== Exercise materials ==
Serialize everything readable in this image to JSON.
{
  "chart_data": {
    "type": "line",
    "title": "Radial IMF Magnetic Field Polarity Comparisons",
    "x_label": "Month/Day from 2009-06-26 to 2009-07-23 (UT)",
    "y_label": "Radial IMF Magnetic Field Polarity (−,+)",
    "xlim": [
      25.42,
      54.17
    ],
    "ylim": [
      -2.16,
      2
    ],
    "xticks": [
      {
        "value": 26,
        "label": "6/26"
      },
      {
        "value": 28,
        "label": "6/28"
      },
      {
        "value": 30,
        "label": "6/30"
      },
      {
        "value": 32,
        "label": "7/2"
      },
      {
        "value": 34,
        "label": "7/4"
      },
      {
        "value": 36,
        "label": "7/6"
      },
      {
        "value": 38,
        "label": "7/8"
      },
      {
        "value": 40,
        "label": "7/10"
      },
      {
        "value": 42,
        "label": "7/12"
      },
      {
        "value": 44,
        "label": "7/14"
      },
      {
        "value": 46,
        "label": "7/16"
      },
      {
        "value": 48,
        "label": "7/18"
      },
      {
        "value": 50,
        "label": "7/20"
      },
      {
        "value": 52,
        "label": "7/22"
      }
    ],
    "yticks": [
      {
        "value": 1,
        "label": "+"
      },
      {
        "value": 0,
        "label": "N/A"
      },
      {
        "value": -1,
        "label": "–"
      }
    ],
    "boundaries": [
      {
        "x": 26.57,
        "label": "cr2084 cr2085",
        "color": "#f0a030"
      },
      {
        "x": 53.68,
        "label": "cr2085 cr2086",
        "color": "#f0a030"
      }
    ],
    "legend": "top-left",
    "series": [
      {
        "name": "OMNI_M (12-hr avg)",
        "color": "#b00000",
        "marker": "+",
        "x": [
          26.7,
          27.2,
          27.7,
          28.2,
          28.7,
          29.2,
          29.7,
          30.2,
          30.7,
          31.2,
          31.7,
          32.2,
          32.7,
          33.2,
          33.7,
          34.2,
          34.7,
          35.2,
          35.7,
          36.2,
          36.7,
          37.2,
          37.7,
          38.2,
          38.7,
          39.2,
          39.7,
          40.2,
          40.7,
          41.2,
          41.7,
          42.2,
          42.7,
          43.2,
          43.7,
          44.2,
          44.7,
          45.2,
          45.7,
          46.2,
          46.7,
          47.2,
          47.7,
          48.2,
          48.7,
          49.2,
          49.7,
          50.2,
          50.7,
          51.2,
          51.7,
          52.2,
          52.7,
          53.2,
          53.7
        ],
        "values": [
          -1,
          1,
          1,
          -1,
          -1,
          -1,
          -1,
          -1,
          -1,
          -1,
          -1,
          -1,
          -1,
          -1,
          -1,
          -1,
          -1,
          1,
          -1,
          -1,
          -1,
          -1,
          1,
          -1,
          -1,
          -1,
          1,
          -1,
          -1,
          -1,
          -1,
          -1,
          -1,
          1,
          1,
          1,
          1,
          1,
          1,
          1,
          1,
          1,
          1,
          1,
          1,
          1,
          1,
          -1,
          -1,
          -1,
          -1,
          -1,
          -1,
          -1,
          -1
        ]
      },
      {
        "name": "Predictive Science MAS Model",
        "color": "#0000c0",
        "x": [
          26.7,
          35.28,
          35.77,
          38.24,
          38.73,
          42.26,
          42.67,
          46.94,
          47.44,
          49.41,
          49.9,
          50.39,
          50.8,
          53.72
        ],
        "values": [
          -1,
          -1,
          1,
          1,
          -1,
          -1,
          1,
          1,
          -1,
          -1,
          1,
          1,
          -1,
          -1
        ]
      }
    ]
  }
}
===
#### [Task objective]
Look through the listing and extract every line with "name" in it.

#### [The answer]
        "name": "OMNI_M (12-hr avg)",
        "name": "Predictive Science MAS Model",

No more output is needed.